Go through the entries below and count the lines holding the word "선물주기". Reply with only the number, please.
::::::
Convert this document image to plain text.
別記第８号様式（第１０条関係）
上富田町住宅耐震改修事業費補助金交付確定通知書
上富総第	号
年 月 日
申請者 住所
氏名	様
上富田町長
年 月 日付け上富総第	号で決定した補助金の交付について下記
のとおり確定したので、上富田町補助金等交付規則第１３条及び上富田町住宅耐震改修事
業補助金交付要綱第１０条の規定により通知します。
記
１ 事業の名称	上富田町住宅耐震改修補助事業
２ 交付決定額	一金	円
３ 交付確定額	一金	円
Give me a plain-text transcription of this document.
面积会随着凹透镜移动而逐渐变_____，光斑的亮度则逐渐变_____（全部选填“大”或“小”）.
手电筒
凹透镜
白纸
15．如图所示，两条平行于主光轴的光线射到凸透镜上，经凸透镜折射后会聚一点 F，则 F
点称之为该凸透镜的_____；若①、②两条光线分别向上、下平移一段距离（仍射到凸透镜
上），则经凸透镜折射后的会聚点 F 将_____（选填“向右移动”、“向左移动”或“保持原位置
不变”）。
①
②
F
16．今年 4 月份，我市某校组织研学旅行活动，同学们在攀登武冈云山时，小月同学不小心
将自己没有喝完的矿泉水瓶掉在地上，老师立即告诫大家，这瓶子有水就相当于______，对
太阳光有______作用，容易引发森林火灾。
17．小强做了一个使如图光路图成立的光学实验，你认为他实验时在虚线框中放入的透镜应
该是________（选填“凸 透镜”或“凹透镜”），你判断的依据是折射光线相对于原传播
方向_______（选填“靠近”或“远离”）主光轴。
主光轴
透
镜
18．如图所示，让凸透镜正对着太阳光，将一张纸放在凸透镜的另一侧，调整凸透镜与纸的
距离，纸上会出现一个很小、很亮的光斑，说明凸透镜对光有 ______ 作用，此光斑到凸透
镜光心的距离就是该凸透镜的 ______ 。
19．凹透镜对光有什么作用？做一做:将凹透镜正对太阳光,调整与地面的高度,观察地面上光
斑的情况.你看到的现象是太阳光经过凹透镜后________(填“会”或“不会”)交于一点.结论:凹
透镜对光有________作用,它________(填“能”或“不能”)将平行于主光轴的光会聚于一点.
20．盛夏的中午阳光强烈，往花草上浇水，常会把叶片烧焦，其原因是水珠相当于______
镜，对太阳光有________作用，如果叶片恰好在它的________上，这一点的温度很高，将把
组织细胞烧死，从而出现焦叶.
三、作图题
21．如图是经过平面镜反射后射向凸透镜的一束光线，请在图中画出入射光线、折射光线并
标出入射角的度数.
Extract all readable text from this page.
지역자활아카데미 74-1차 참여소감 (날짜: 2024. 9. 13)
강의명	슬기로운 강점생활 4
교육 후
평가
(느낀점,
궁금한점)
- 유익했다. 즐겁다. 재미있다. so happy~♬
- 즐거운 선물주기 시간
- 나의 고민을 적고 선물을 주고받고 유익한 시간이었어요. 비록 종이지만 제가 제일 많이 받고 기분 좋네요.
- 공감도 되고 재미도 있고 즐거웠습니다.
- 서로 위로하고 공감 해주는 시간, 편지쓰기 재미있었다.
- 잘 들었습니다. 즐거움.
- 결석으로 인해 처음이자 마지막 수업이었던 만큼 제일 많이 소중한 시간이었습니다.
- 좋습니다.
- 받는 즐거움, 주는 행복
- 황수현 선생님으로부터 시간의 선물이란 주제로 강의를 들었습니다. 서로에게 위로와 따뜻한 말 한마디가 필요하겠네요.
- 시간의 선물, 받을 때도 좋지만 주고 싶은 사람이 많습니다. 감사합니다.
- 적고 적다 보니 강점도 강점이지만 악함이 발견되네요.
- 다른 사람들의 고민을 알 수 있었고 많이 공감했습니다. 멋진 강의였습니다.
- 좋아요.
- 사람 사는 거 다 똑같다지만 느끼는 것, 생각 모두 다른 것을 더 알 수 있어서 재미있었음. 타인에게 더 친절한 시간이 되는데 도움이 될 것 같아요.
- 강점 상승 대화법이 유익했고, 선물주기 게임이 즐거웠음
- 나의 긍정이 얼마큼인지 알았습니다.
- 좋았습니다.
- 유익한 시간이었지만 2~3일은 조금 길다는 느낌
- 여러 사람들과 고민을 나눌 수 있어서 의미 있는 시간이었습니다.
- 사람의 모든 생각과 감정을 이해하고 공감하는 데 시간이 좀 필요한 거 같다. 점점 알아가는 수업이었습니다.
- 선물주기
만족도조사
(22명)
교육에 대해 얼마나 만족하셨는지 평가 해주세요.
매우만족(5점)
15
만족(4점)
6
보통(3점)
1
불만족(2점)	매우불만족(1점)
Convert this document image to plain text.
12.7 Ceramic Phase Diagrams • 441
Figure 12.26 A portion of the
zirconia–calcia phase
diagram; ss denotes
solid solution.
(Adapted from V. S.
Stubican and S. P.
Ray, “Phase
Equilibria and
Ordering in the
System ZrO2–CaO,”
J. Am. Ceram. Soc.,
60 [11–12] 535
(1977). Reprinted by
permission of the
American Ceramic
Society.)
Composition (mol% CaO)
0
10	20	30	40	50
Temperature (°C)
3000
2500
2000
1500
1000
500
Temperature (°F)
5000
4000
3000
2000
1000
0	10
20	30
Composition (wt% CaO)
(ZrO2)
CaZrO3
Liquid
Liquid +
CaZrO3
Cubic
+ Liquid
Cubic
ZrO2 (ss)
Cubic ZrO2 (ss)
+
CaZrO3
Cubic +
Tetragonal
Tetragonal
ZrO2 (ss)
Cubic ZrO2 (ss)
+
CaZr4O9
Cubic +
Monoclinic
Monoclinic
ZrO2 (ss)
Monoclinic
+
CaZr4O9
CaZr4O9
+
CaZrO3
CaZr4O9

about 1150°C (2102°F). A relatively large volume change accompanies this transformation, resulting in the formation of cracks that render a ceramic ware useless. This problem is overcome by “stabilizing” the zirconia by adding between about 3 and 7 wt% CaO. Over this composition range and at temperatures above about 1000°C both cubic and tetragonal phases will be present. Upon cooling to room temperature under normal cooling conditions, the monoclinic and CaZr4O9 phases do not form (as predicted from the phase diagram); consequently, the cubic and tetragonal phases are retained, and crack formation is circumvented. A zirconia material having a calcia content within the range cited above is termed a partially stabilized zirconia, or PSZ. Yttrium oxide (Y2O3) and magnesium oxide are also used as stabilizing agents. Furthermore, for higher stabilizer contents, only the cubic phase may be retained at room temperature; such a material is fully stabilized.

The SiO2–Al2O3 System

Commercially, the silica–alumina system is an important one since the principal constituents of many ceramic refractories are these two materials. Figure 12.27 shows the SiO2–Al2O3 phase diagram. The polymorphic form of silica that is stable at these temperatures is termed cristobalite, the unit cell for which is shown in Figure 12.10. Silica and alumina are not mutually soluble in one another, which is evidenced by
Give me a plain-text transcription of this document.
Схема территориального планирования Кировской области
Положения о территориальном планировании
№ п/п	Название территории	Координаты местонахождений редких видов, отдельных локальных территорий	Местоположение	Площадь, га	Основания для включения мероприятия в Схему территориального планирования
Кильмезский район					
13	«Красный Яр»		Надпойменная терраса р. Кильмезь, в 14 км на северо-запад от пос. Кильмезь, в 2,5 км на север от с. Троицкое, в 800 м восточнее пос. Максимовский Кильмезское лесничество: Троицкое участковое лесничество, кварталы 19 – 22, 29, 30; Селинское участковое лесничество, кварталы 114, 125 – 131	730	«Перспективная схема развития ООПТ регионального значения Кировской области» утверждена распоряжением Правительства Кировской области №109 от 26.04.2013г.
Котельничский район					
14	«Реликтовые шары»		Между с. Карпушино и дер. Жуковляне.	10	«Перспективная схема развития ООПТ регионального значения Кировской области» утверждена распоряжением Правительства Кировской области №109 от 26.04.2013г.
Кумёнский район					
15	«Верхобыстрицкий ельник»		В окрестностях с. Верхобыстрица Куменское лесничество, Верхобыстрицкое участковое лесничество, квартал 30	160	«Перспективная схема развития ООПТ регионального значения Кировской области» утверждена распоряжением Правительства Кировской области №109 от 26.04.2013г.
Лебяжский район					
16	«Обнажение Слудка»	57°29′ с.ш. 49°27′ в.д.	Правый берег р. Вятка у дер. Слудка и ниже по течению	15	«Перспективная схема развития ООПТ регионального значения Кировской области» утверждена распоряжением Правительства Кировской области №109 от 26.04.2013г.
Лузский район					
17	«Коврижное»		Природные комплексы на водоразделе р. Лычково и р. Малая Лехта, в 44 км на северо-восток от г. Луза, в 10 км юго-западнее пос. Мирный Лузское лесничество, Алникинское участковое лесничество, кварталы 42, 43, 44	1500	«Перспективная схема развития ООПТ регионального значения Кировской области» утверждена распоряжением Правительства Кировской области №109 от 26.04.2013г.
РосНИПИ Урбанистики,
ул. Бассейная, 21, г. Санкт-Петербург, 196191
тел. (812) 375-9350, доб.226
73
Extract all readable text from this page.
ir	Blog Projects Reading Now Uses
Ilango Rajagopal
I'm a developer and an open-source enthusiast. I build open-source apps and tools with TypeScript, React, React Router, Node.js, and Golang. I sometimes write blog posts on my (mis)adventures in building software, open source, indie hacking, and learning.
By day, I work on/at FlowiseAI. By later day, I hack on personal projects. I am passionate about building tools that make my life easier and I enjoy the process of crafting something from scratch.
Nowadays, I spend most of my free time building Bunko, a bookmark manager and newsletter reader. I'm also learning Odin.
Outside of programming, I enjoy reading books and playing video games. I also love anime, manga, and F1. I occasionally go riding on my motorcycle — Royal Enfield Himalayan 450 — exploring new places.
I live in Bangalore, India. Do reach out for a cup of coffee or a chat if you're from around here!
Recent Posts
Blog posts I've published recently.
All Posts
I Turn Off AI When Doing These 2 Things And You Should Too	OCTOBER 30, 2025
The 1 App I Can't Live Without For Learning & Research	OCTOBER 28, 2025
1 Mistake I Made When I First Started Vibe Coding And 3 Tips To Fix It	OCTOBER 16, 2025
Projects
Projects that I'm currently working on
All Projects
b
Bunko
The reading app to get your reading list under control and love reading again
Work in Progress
::::::
** SOLUTION TO THE PROBLEM **
3